## start EXCERPT

This is Christopher Tunnard, writing with an appealing old-fashioned self-confidence about the aesthetics of landscape in his book Gardens in the Modern Landscape (1938). He concludes with recommendations that 'the yew tree on a lawn is less powerful emotionally than one placed in relationship to buildings; from the grey stones of a churchyard it draws the necessary illumination to enhance its form.' Soon after writing this Tunnard left the English light behind to take up a post at Harvard, and then after the war he rather drifted away from landscape design, concentrating instead on urban planning.

Thursday, June 21, 2007

Unfamiliar Wind (Leeks Hills)

There's often precious little useful information on the internet about poets and artists who have involved themselves in landscape, but one thing the web is usually good for is popular music. Brian Eno, for instance, is unsurprisingly well served by various sites - most obviously Enoweb, which contains, for example, these comments from the sleeve notes to a reissue of On Land (1982).



Eno writes that "from Another Green World [1975] onwards I became interested in exaggerating and inventing rather than replicating spaces, experimenting in particular with various techniques of time distortion. This record represents one culmination of that development and in it the landscape has ceased to be a backdrop for something else to happen in front of; instead, everything that happens is a part of the landscape. There is no longer a sharp distinction between foreground and background.
In using the term landscape I am thinking of places, times, climates and the moods that they evoke. And of expanded moments of memory too... One of the inspirations for this record was Fellini's Amarcord (I Remember), a presumably unfaithful reconstruction of childhood moments. Watching that film, I imagined an aural counterpart to it, and that became one of the threads woven into the fabric of the music.
 
What qualified a piece for inclusion on the record was that it took me somewhere, but this might be somewhere that I'd never been before, or somewhere I'd only imagined going to. Lantern Marsh, for example, is a place only a few miles from where I grew up in East Anglia, but my experience of it derives not from having visited it (although I almost certainly did) but from having subsequently seen it on a map and imagining where and what it might be. We feel affinities not only with the past, but also with the futures that didn't materialize, and with the other variations of the present that we suspect run parallel to the one we have agreed to live in."

## end EXCERPT
## start DATA BLOCK

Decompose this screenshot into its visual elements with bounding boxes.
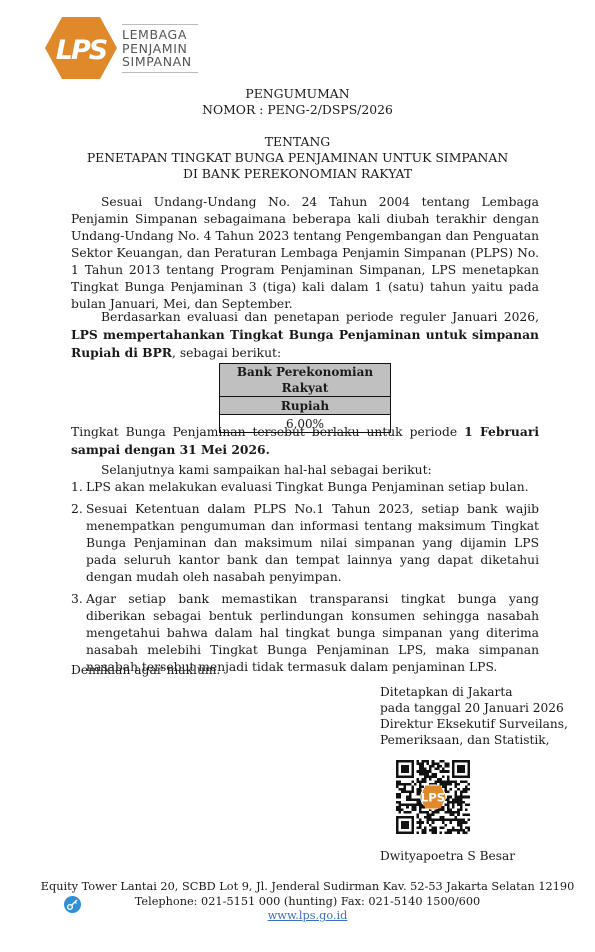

## end DATA BLOCK

- GOAL -
Pick up the piece on landscape and Brian Eno's On Land after its last sentence and keep writing. The lines are separate material and have no connection to the piece on landscape and Brian Eno.

- WRITTEN RESPONSE -
In a subsequent interview he explained the need to avoid New Age pastoral landscape music by providing a texture of more dissonant sounds. "Texture is information. Texture is only form looked at from a distance. If you look at this carpet, you perceive it as texture, but if you looked closer, you would see that it's actually a whole lot of forms. If you take birdsong -which is one of the aural textures of being in the country - the fact of it is that much of it is the sound of alarms and distress and attack.

"Landscape is a funny word for me, because it does conjure up pictures of nice little paintings with little paths going down them, but landscape really is and always has been a depiction of a psychological space, often of psychological cataclysm. it doesn't imply peacefulness, not to me.
"On the whole On Land is quite a disturbed landscape: some of the undertones deliberately threaten the overtones, so you get the pastoral prettiness on top, but underneath there's a dissonance that's like an impending earthquake."

As I write this entry I'm listening to a particularly effective track from the album, 'Unfamiliar Wind (Leeks Hills)'. According to the Wikipedia entry on the album, Eno explained that "Leeks Hills is a little wood (much smaller now than when I was young, and this not merely the effect of age and memory) which stands between Woodbridge and Melton. There isn't a whole lot left of it now, but it used to be quite extensive. To find it you travel down the main road connecting Woodbridge and it lies to your left as you go down the hill"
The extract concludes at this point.